● TO DO:
Find each line with the string "screenshot" and report it.

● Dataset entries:
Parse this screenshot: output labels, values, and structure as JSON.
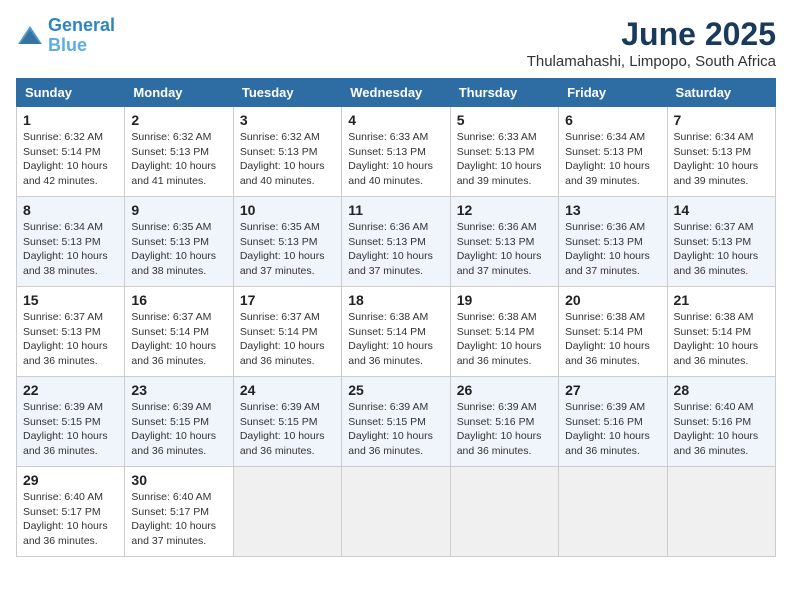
{
  "header": {
    "logo_line1": "General",
    "logo_line2": "Blue",
    "month": "June 2025",
    "location": "Thulamahashi, Limpopo, South Africa"
  },
  "days_of_week": [
    "Sunday",
    "Monday",
    "Tuesday",
    "Wednesday",
    "Thursday",
    "Friday",
    "Saturday"
  ],
  "weeks": [
    [
      {
        "day": "1",
        "sunrise": "6:32 AM",
        "sunset": "5:14 PM",
        "daylight": "10 hours and 42 minutes."
      },
      {
        "day": "2",
        "sunrise": "6:32 AM",
        "sunset": "5:13 PM",
        "daylight": "10 hours and 41 minutes."
      },
      {
        "day": "3",
        "sunrise": "6:32 AM",
        "sunset": "5:13 PM",
        "daylight": "10 hours and 40 minutes."
      },
      {
        "day": "4",
        "sunrise": "6:33 AM",
        "sunset": "5:13 PM",
        "daylight": "10 hours and 40 minutes."
      },
      {
        "day": "5",
        "sunrise": "6:33 AM",
        "sunset": "5:13 PM",
        "daylight": "10 hours and 39 minutes."
      },
      {
        "day": "6",
        "sunrise": "6:34 AM",
        "sunset": "5:13 PM",
        "daylight": "10 hours and 39 minutes."
      },
      {
        "day": "7",
        "sunrise": "6:34 AM",
        "sunset": "5:13 PM",
        "daylight": "10 hours and 39 minutes."
      }
    ],
    [
      {
        "day": "8",
        "sunrise": "6:34 AM",
        "sunset": "5:13 PM",
        "daylight": "10 hours and 38 minutes."
      },
      {
        "day": "9",
        "sunrise": "6:35 AM",
        "sunset": "5:13 PM",
        "daylight": "10 hours and 38 minutes."
      },
      {
        "day": "10",
        "sunrise": "6:35 AM",
        "sunset": "5:13 PM",
        "daylight": "10 hours and 37 minutes."
      },
      {
        "day": "11",
        "sunrise": "6:36 AM",
        "sunset": "5:13 PM",
        "daylight": "10 hours and 37 minutes."
      },
      {
        "day": "12",
        "sunrise": "6:36 AM",
        "sunset": "5:13 PM",
        "daylight": "10 hours and 37 minutes."
      },
      {
        "day": "13",
        "sunrise": "6:36 AM",
        "sunset": "5:13 PM",
        "daylight": "10 hours and 37 minutes."
      },
      {
        "day": "14",
        "sunrise": "6:37 AM",
        "sunset": "5:13 PM",
        "daylight": "10 hours and 36 minutes."
      }
    ],
    [
      {
        "day": "15",
        "sunrise": "6:37 AM",
        "sunset": "5:13 PM",
        "daylight": "10 hours and 36 minutes."
      },
      {
        "day": "16",
        "sunrise": "6:37 AM",
        "sunset": "5:14 PM",
        "daylight": "10 hours and 36 minutes."
      },
      {
        "day": "17",
        "sunrise": "6:37 AM",
        "sunset": "5:14 PM",
        "daylight": "10 hours and 36 minutes."
      },
      {
        "day": "18",
        "sunrise": "6:38 AM",
        "sunset": "5:14 PM",
        "daylight": "10 hours and 36 minutes."
      },
      {
        "day": "19",
        "sunrise": "6:38 AM",
        "sunset": "5:14 PM",
        "daylight": "10 hours and 36 minutes."
      },
      {
        "day": "20",
        "sunrise": "6:38 AM",
        "sunset": "5:14 PM",
        "daylight": "10 hours and 36 minutes."
      },
      {
        "day": "21",
        "sunrise": "6:38 AM",
        "sunset": "5:14 PM",
        "daylight": "10 hours and 36 minutes."
      }
    ],
    [
      {
        "day": "22",
        "sunrise": "6:39 AM",
        "sunset": "5:15 PM",
        "daylight": "10 hours and 36 minutes."
      },
      {
        "day": "23",
        "sunrise": "6:39 AM",
        "sunset": "5:15 PM",
        "daylight": "10 hours and 36 minutes."
      },
      {
        "day": "24",
        "sunrise": "6:39 AM",
        "sunset": "5:15 PM",
        "daylight": "10 hours and 36 minutes."
      },
      {
        "day": "25",
        "sunrise": "6:39 AM",
        "sunset": "5:15 PM",
        "daylight": "10 hours and 36 minutes."
      },
      {
        "day": "26",
        "sunrise": "6:39 AM",
        "sunset": "5:16 PM",
        "daylight": "10 hours and 36 minutes."
      },
      {
        "day": "27",
        "sunrise": "6:39 AM",
        "sunset": "5:16 PM",
        "daylight": "10 hours and 36 minutes."
      },
      {
        "day": "28",
        "sunrise": "6:40 AM",
        "sunset": "5:16 PM",
        "daylight": "10 hours and 36 minutes."
      }
    ],
    [
      {
        "day": "29",
        "sunrise": "6:40 AM",
        "sunset": "5:17 PM",
        "daylight": "10 hours and 36 minutes."
      },
      {
        "day": "30",
        "sunrise": "6:40 AM",
        "sunset": "5:17 PM",
        "daylight": "10 hours and 37 minutes."
      },
      null,
      null,
      null,
      null,
      null
    ]
  ]
}
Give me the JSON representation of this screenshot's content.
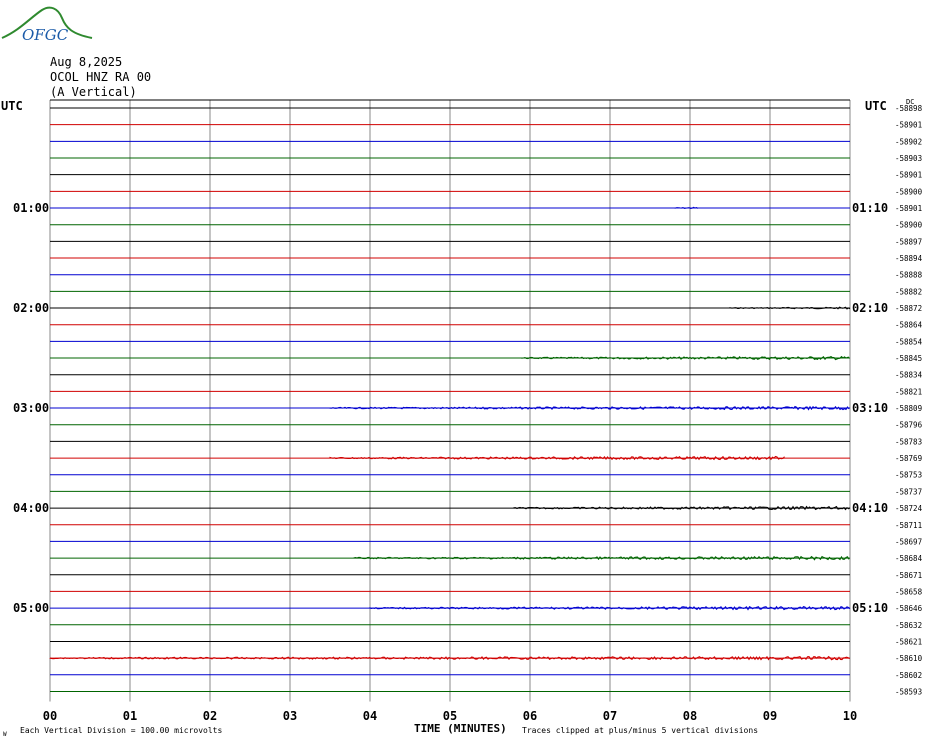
{
  "logo": {
    "text": "OFGC"
  },
  "header": {
    "date": "Aug 8,2025",
    "station": "OCOL HNZ RA 00",
    "component": "(A Vertical)"
  },
  "chart_data": {
    "type": "line",
    "title": "Aug 8,2025",
    "xlabel": "TIME (MINUTES)",
    "ylabel": "",
    "left_header": "UTC",
    "right_header": "UTC",
    "dc_header": "DC",
    "x_ticks": [
      "00",
      "01",
      "02",
      "03",
      "04",
      "05",
      "06",
      "07",
      "08",
      "09",
      "10"
    ],
    "left_time_labels": [
      {
        "row": 6,
        "label": "01:00"
      },
      {
        "row": 12,
        "label": "02:00"
      },
      {
        "row": 18,
        "label": "03:00"
      },
      {
        "row": 24,
        "label": "04:00"
      },
      {
        "row": 30,
        "label": "05:00"
      }
    ],
    "right_time_labels": [
      {
        "row": 6,
        "label": "01:10"
      },
      {
        "row": 12,
        "label": "02:10"
      },
      {
        "row": 18,
        "label": "03:10"
      },
      {
        "row": 24,
        "label": "04:10"
      },
      {
        "row": 30,
        "label": "05:10"
      }
    ],
    "trace_colors": [
      "#000000",
      "#d00000",
      "#0000d0",
      "#006400"
    ],
    "dc_offsets": [
      -58898,
      -58901,
      -58902,
      -58903,
      -58901,
      -58900,
      -58901,
      -58900,
      -58897,
      -58894,
      -58888,
      -58882,
      -58872,
      -58864,
      -58854,
      -58845,
      -58834,
      -58821,
      -58809,
      -58796,
      -58783,
      -58769,
      -58753,
      -58737,
      -58724,
      -58711,
      -58697,
      -58684,
      -58671,
      -58658,
      -58646,
      -58632,
      -58621,
      -58610,
      -58602,
      -58593
    ],
    "trace_activity": [
      {
        "row": 6,
        "start_min": 7.8,
        "end_min": 8.1,
        "level": "low"
      },
      {
        "row": 12,
        "start_min": 8.5,
        "end_min": 10,
        "level": "low"
      },
      {
        "row": 15,
        "start_min": 5.9,
        "end_min": 10,
        "level": "medium"
      },
      {
        "row": 18,
        "start_min": 3.5,
        "end_min": 10,
        "level": "medium"
      },
      {
        "row": 21,
        "start_min": 3.5,
        "end_min": 9.2,
        "level": "medium"
      },
      {
        "row": 24,
        "start_min": 5.8,
        "end_min": 10,
        "level": "medium"
      },
      {
        "row": 27,
        "start_min": 3.8,
        "end_min": 10,
        "level": "medium"
      },
      {
        "row": 30,
        "start_min": 4.0,
        "end_min": 10,
        "level": "medium"
      },
      {
        "row": 33,
        "start_min": 0.0,
        "end_min": 10,
        "level": "medium"
      }
    ],
    "grid": true
  },
  "footer": {
    "vertical_division_note": "Each Vertical Division =  100.00 microvolts",
    "clip_note": "Traces clipped at plus/minus 5 vertical divisions",
    "corner_mark": "W"
  }
}
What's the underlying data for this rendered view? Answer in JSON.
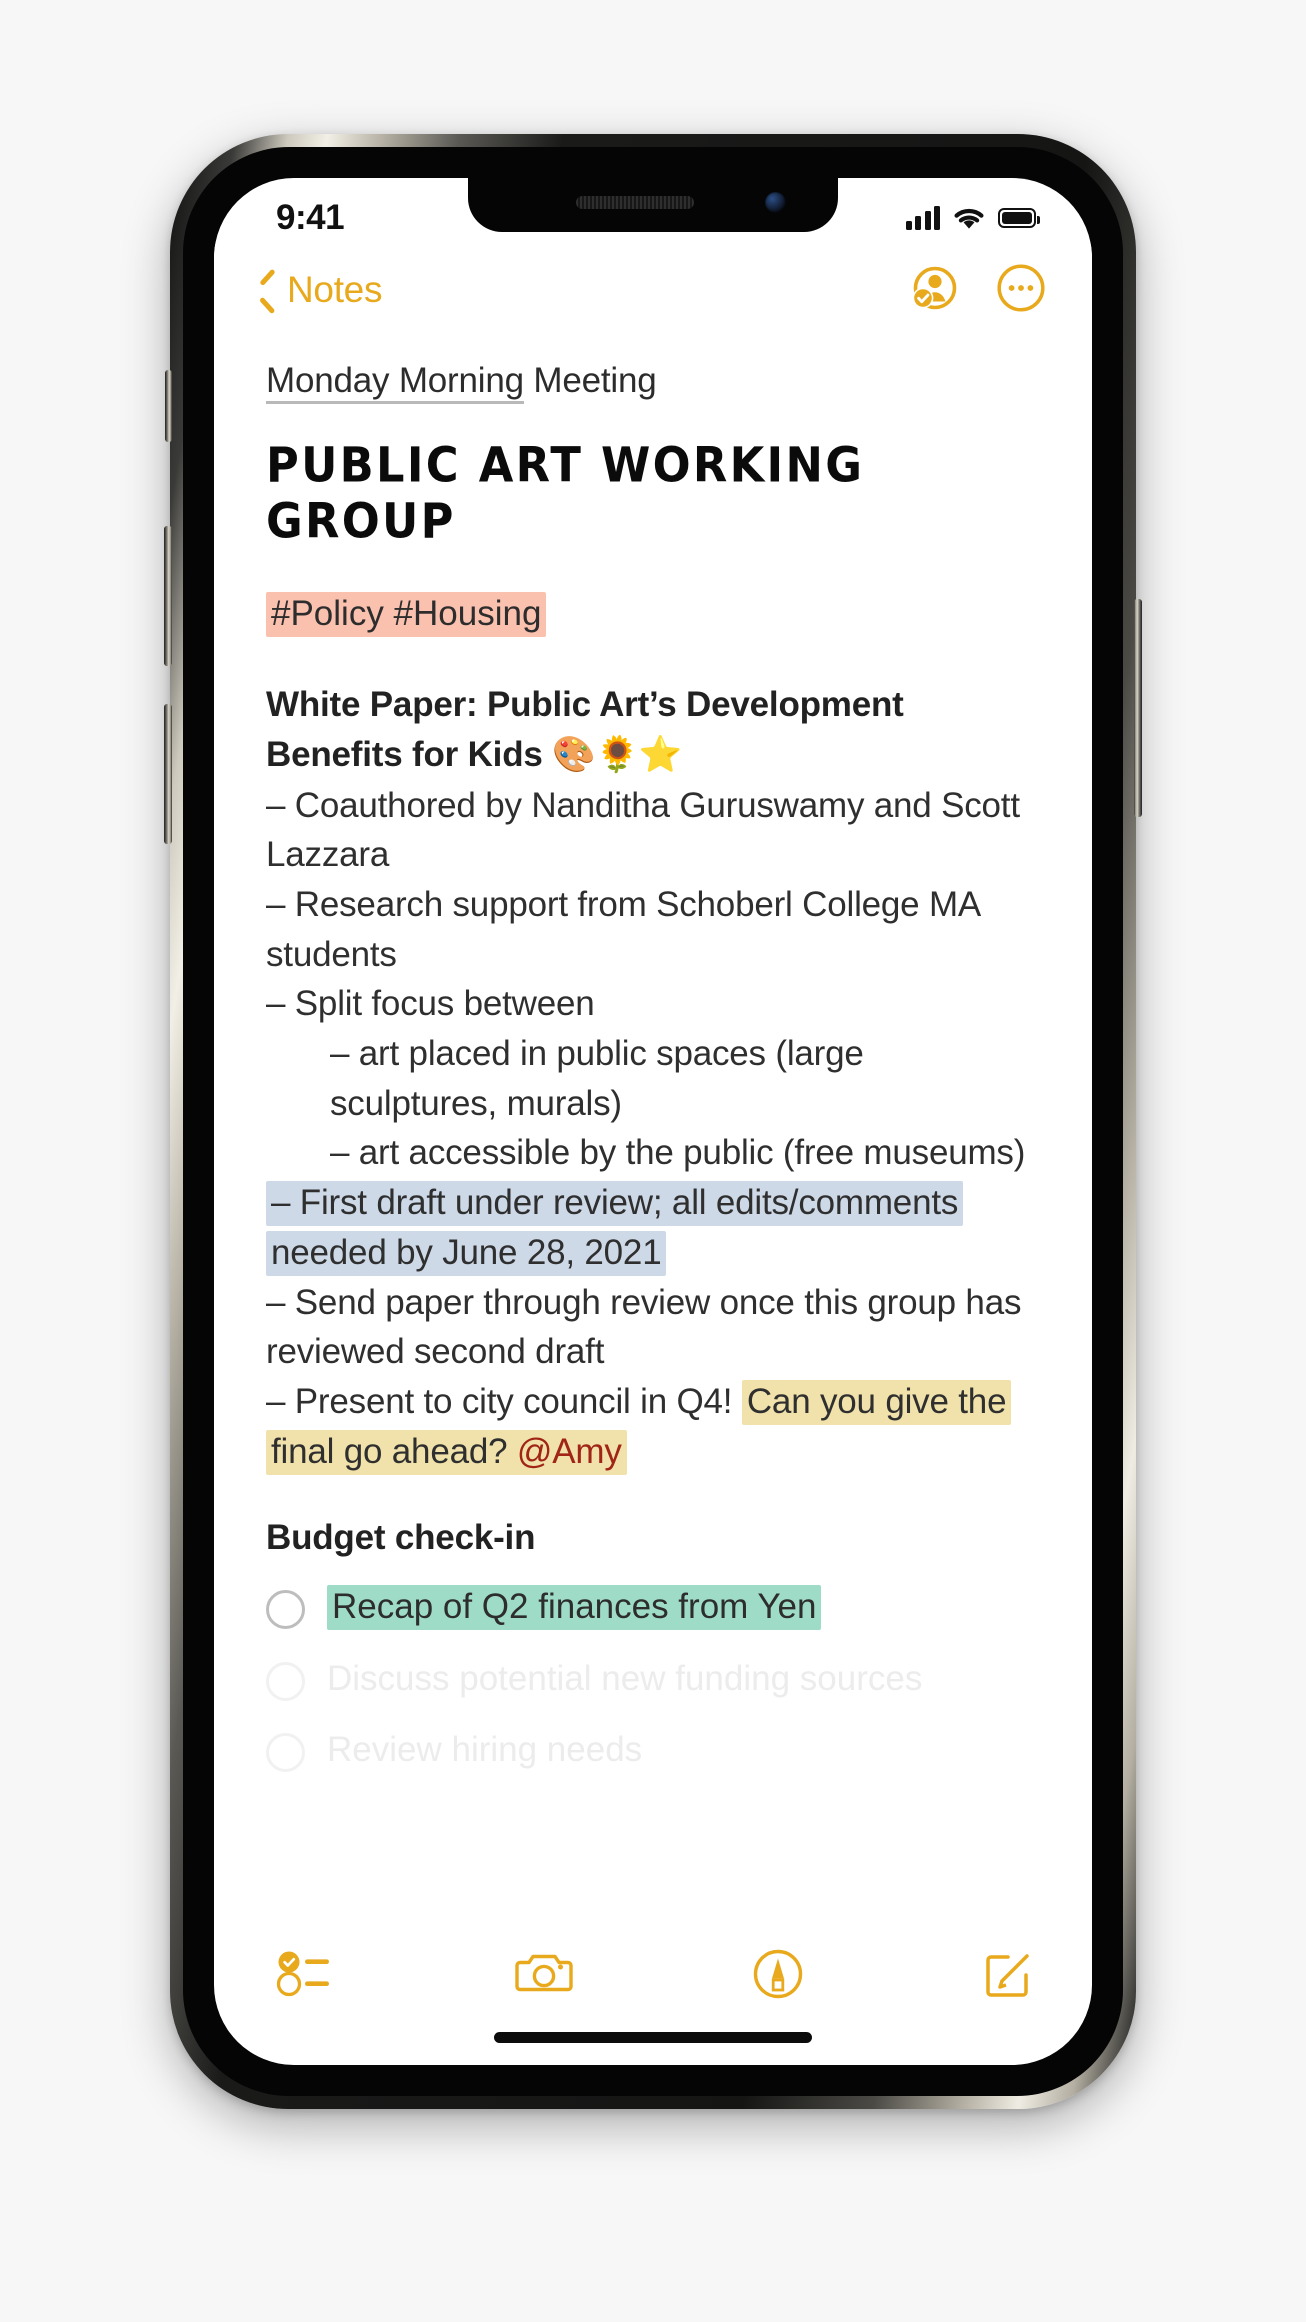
{
  "accent_color": "#E8A91D",
  "status_bar": {
    "time": "9:41",
    "cellular_icon": "signal-bars-icon",
    "wifi_icon": "wifi-icon",
    "battery_icon": "battery-full-icon"
  },
  "nav_bar": {
    "back_label": "Notes",
    "back_icon": "chevron-left-icon",
    "collaborate_icon": "person-checkmark-icon",
    "more_icon": "more-circle-icon"
  },
  "note": {
    "title_underlined": "Monday Morning",
    "title_plain": " Meeting",
    "marker_heading": "PUBLIC ART WORKING GROUP",
    "tags": "#Policy #Housing",
    "tags_highlight": "#FBC1AF",
    "white_paper_heading": "White Paper: Public Art’s Development Benefits for Kids",
    "white_paper_emoji": "🎨🌻⭐",
    "bullets": [
      {
        "text": "– Coauthored by Nanditha Guruswamy and Scott Lazzara",
        "indent": false,
        "highlight": null
      },
      {
        "text": "– Research support from Schoberl College MA students",
        "indent": false,
        "highlight": null
      },
      {
        "text": "– Split focus between",
        "indent": false,
        "highlight": null
      },
      {
        "text": "– art placed in public spaces (large sculptures, murals)",
        "indent": true,
        "highlight": null
      },
      {
        "text": "– art accessible by the public (free museums)",
        "indent": true,
        "highlight": null
      },
      {
        "text": "– First draft under review; all edits/comments needed by June 28, 2021",
        "indent": false,
        "highlight": "#CDD9E7"
      },
      {
        "text": "– Send paper through review once this group has reviewed second draft",
        "indent": false,
        "highlight": null
      }
    ],
    "present_line_plain": "– Present to city council in Q4! ",
    "present_line_highlighted": "Can you give the final go ahead? ",
    "mention": "@Amy",
    "mention_color": "#A02516",
    "present_highlight": "#F1E2AB",
    "budget_heading": "Budget check-in",
    "todos": [
      {
        "text": "Recap of Q2 finances from Yen",
        "highlight": "#9EDCC8",
        "checked": false,
        "faded": false
      },
      {
        "text": "Discuss potential new funding sources",
        "highlight": null,
        "checked": false,
        "faded": true
      },
      {
        "text": "Review hiring needs",
        "highlight": null,
        "checked": false,
        "faded": true
      }
    ]
  },
  "toolbar": {
    "checklist_icon": "checklist-icon",
    "camera_icon": "camera-icon",
    "markup_icon": "markup-pen-icon",
    "compose_icon": "compose-icon"
  }
}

● ANSWER:
Parse this screenshot: output labels, values, and structure as JSON.
Give me the JSON representation of this screenshot's content.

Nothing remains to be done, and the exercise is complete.